## GIVEN INSTRUCTION:
Omit the pictures and output every entry below exactly as written.

--------------------------------------------------

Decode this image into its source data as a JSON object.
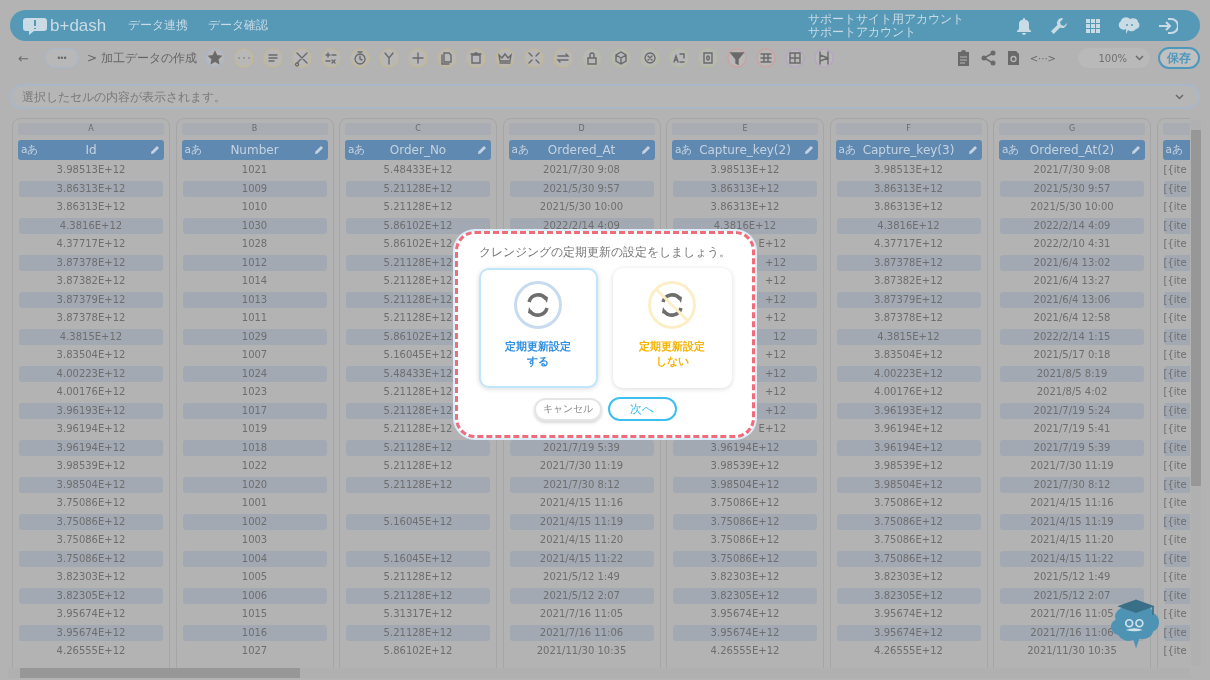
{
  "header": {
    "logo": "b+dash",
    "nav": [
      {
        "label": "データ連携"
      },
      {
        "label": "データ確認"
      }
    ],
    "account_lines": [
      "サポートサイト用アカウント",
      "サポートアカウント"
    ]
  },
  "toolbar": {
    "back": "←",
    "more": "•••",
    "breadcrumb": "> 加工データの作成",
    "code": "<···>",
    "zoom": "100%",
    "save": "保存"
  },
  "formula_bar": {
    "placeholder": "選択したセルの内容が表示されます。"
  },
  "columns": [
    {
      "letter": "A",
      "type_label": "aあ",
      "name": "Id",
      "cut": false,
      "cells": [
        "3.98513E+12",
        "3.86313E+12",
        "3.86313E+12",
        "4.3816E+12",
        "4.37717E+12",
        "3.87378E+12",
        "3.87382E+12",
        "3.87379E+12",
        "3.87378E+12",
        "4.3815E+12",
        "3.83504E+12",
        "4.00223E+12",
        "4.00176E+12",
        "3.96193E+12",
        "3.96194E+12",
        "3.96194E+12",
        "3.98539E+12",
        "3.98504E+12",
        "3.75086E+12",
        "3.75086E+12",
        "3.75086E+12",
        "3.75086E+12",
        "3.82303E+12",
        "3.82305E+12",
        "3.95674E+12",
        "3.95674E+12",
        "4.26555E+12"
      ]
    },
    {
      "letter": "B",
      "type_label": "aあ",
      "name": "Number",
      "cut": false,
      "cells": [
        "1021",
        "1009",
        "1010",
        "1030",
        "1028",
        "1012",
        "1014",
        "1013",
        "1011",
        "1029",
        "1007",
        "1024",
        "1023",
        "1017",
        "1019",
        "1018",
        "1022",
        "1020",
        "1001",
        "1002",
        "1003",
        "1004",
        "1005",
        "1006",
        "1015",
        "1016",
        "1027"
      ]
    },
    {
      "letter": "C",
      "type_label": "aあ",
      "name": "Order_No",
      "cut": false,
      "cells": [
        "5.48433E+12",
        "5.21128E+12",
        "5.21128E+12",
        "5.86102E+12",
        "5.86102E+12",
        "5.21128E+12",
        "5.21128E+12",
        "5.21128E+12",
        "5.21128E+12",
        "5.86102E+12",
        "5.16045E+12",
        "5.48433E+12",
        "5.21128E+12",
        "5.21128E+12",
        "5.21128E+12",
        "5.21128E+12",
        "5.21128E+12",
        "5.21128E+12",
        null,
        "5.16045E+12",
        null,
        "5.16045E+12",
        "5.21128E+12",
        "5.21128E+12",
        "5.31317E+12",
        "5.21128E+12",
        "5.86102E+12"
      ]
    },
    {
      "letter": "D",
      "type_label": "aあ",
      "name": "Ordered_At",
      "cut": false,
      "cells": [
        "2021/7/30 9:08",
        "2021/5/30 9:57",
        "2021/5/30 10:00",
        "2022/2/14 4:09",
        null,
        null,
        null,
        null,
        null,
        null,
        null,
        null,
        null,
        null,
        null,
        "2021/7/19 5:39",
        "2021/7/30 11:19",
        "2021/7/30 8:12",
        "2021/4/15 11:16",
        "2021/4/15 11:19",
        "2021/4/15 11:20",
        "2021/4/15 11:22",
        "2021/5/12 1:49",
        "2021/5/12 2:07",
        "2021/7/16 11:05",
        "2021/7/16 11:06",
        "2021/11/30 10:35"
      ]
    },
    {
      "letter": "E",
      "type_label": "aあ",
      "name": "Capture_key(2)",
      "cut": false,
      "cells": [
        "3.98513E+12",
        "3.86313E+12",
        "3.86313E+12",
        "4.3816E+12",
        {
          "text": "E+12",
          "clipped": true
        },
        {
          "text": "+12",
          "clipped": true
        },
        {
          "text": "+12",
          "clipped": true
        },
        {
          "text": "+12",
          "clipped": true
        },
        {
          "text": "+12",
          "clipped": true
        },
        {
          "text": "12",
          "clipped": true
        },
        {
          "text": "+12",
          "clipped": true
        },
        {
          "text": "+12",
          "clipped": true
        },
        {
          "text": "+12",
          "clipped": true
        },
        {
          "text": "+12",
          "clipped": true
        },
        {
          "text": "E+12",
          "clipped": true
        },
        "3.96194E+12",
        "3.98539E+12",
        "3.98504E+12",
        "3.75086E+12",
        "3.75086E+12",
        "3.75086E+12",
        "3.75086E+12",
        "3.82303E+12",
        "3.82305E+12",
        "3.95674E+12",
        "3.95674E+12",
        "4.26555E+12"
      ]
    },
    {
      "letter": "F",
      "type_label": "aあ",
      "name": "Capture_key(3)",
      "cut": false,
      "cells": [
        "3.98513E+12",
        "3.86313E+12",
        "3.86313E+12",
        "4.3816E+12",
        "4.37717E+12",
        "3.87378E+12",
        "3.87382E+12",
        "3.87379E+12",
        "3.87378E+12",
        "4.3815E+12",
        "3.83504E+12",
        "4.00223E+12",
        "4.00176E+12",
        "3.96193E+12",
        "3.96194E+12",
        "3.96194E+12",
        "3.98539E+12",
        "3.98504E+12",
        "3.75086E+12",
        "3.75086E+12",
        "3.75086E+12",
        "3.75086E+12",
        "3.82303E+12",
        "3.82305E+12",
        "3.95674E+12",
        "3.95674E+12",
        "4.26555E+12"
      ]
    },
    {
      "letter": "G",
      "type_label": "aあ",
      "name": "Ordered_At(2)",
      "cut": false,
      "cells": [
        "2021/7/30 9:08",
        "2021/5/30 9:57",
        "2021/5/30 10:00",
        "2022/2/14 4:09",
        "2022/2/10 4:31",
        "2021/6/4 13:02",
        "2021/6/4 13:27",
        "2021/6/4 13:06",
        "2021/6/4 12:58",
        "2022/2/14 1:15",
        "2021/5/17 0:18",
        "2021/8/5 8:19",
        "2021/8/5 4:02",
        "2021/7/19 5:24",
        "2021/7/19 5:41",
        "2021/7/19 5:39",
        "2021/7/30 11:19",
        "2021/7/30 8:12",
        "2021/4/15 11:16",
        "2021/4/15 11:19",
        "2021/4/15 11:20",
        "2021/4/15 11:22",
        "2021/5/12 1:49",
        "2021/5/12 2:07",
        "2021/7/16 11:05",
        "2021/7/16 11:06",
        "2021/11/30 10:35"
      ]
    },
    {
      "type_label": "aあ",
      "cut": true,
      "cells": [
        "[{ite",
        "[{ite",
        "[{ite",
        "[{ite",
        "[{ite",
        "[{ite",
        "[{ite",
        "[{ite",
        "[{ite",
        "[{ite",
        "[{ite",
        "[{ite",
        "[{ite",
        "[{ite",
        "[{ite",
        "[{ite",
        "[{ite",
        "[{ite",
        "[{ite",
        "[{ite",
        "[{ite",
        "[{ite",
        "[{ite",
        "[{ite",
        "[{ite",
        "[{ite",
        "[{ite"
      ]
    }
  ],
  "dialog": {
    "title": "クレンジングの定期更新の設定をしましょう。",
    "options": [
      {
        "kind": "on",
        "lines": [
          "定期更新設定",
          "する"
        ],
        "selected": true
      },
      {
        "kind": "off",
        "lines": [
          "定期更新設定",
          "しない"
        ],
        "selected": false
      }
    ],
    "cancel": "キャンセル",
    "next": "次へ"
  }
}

--------------------------------------------------

## OUTPUT:
Decode this image into its source data as a JSON object.
{
  "header": {
    "logo": "b+dash",
    "nav": [
      {
        "label": "データ連携"
      },
      {
        "label": "データ確認"
      }
    ],
    "account_lines": [
      "サポートサイト用アカウント",
      "サポートアカウント"
    ]
  },
  "toolbar": {
    "back": "←",
    "more": "•••",
    "breadcrumb": "> 加工データの作成",
    "code": "<···>",
    "zoom": "100%",
    "save": "保存"
  },
  "formula_bar": {
    "placeholder": "選択したセルの内容が表示されます。"
  },
  "columns": [
    {
      "letter": "A",
      "type_label": "aあ",
      "name": "Id",
      "cut": false,
      "cells": [
        "3.98513E+12",
        "3.86313E+12",
        "3.86313E+12",
        "4.3816E+12",
        "4.37717E+12",
        "3.87378E+12",
        "3.87382E+12",
        "3.87379E+12",
        "3.87378E+12",
        "4.3815E+12",
        "3.83504E+12",
        "4.00223E+12",
        "4.00176E+12",
        "3.96193E+12",
        "3.96194E+12",
        "3.96194E+12",
        "3.98539E+12",
        "3.98504E+12",
        "3.75086E+12",
        "3.75086E+12",
        "3.75086E+12",
        "3.75086E+12",
        "3.82303E+12",
        "3.82305E+12",
        "3.95674E+12",
        "3.95674E+12",
        "4.26555E+12"
      ]
    },
    {
      "letter": "B",
      "type_label": "aあ",
      "name": "Number",
      "cut": false,
      "cells": [
        "1021",
        "1009",
        "1010",
        "1030",
        "1028",
        "1012",
        "1014",
        "1013",
        "1011",
        "1029",
        "1007",
        "1024",
        "1023",
        "1017",
        "1019",
        "1018",
        "1022",
        "1020",
        "1001",
        "1002",
        "1003",
        "1004",
        "1005",
        "1006",
        "1015",
        "1016",
        "1027"
      ]
    },
    {
      "letter": "C",
      "type_label": "aあ",
      "name": "Order_No",
      "cut": false,
      "cells": [
        "5.48433E+12",
        "5.21128E+12",
        "5.21128E+12",
        "5.86102E+12",
        "5.86102E+12",
        "5.21128E+12",
        "5.21128E+12",
        "5.21128E+12",
        "5.21128E+12",
        "5.86102E+12",
        "5.16045E+12",
        "5.48433E+12",
        "5.21128E+12",
        "5.21128E+12",
        "5.21128E+12",
        "5.21128E+12",
        "5.21128E+12",
        "5.21128E+12",
        null,
        "5.16045E+12",
        null,
        "5.16045E+12",
        "5.21128E+12",
        "5.21128E+12",
        "5.31317E+12",
        "5.21128E+12",
        "5.86102E+12"
      ]
    },
    {
      "letter": "D",
      "type_label": "aあ",
      "name": "Ordered_At",
      "cut": false,
      "cells": [
        "2021/7/30 9:08",
        "2021/5/30 9:57",
        "2021/5/30 10:00",
        "2022/2/14 4:09",
        null,
        null,
        null,
        null,
        null,
        null,
        null,
        null,
        null,
        null,
        null,
        "2021/7/19 5:39",
        "2021/7/30 11:19",
        "2021/7/30 8:12",
        "2021/4/15 11:16",
        "2021/4/15 11:19",
        "2021/4/15 11:20",
        "2021/4/15 11:22",
        "2021/5/12 1:49",
        "2021/5/12 2:07",
        "2021/7/16 11:05",
        "2021/7/16 11:06",
        "2021/11/30 10:35"
      ]
    },
    {
      "letter": "E",
      "type_label": "aあ",
      "name": "Capture_key(2)",
      "cut": false,
      "cells": [
        "3.98513E+12",
        "3.86313E+12",
        "3.86313E+12",
        "4.3816E+12",
        {
          "text": "E+12",
          "clipped": true
        },
        {
          "text": "+12",
          "clipped": true
        },
        {
          "text": "+12",
          "clipped": true
        },
        {
          "text": "+12",
          "clipped": true
        },
        {
          "text": "+12",
          "clipped": true
        },
        {
          "text": "12",
          "clipped": true
        },
        {
          "text": "+12",
          "clipped": true
        },
        {
          "text": "+12",
          "clipped": true
        },
        {
          "text": "+12",
          "clipped": true
        },
        {
          "text": "+12",
          "clipped": true
        },
        {
          "text": "E+12",
          "clipped": true
        },
        "3.96194E+12",
        "3.98539E+12",
        "3.98504E+12",
        "3.75086E+12",
        "3.75086E+12",
        "3.75086E+12",
        "3.75086E+12",
        "3.82303E+12",
        "3.82305E+12",
        "3.95674E+12",
        "3.95674E+12",
        "4.26555E+12"
      ]
    },
    {
      "letter": "F",
      "type_label": "aあ",
      "name": "Capture_key(3)",
      "cut": false,
      "cells": [
        "3.98513E+12",
        "3.86313E+12",
        "3.86313E+12",
        "4.3816E+12",
        "4.37717E+12",
        "3.87378E+12",
        "3.87382E+12",
        "3.87379E+12",
        "3.87378E+12",
        "4.3815E+12",
        "3.83504E+12",
        "4.00223E+12",
        "4.00176E+12",
        "3.96193E+12",
        "3.96194E+12",
        "3.96194E+12",
        "3.98539E+12",
        "3.98504E+12",
        "3.75086E+12",
        "3.75086E+12",
        "3.75086E+12",
        "3.75086E+12",
        "3.82303E+12",
        "3.82305E+12",
        "3.95674E+12",
        "3.95674E+12",
        "4.26555E+12"
      ]
    },
    {
      "letter": "G",
      "type_label": "aあ",
      "name": "Ordered_At(2)",
      "cut": false,
      "cells": [
        "2021/7/30 9:08",
        "2021/5/30 9:57",
        "2021/5/30 10:00",
        "2022/2/14 4:09",
        "2022/2/10 4:31",
        "2021/6/4 13:02",
        "2021/6/4 13:27",
        "2021/6/4 13:06",
        "2021/6/4 12:58",
        "2022/2/14 1:15",
        "2021/5/17 0:18",
        "2021/8/5 8:19",
        "2021/8/5 4:02",
        "2021/7/19 5:24",
        "2021/7/19 5:41",
        "2021/7/19 5:39",
        "2021/7/30 11:19",
        "2021/7/30 8:12",
        "2021/4/15 11:16",
        "2021/4/15 11:19",
        "2021/4/15 11:20",
        "2021/4/15 11:22",
        "2021/5/12 1:49",
        "2021/5/12 2:07",
        "2021/7/16 11:05",
        "2021/7/16 11:06",
        "2021/11/30 10:35"
      ]
    },
    {
      "type_label": "aあ",
      "cut": true,
      "cells": [
        "[{ite",
        "[{ite",
        "[{ite",
        "[{ite",
        "[{ite",
        "[{ite",
        "[{ite",
        "[{ite",
        "[{ite",
        "[{ite",
        "[{ite",
        "[{ite",
        "[{ite",
        "[{ite",
        "[{ite",
        "[{ite",
        "[{ite",
        "[{ite",
        "[{ite",
        "[{ite",
        "[{ite",
        "[{ite",
        "[{ite",
        "[{ite",
        "[{ite",
        "[{ite",
        "[{ite"
      ]
    }
  ],
  "dialog": {
    "title": "クレンジングの定期更新の設定をしましょう。",
    "options": [
      {
        "kind": "on",
        "lines": [
          "定期更新設定",
          "する"
        ],
        "selected": true
      },
      {
        "kind": "off",
        "lines": [
          "定期更新設定",
          "しない"
        ],
        "selected": false
      }
    ],
    "cancel": "キャンセル",
    "next": "次へ"
  }
}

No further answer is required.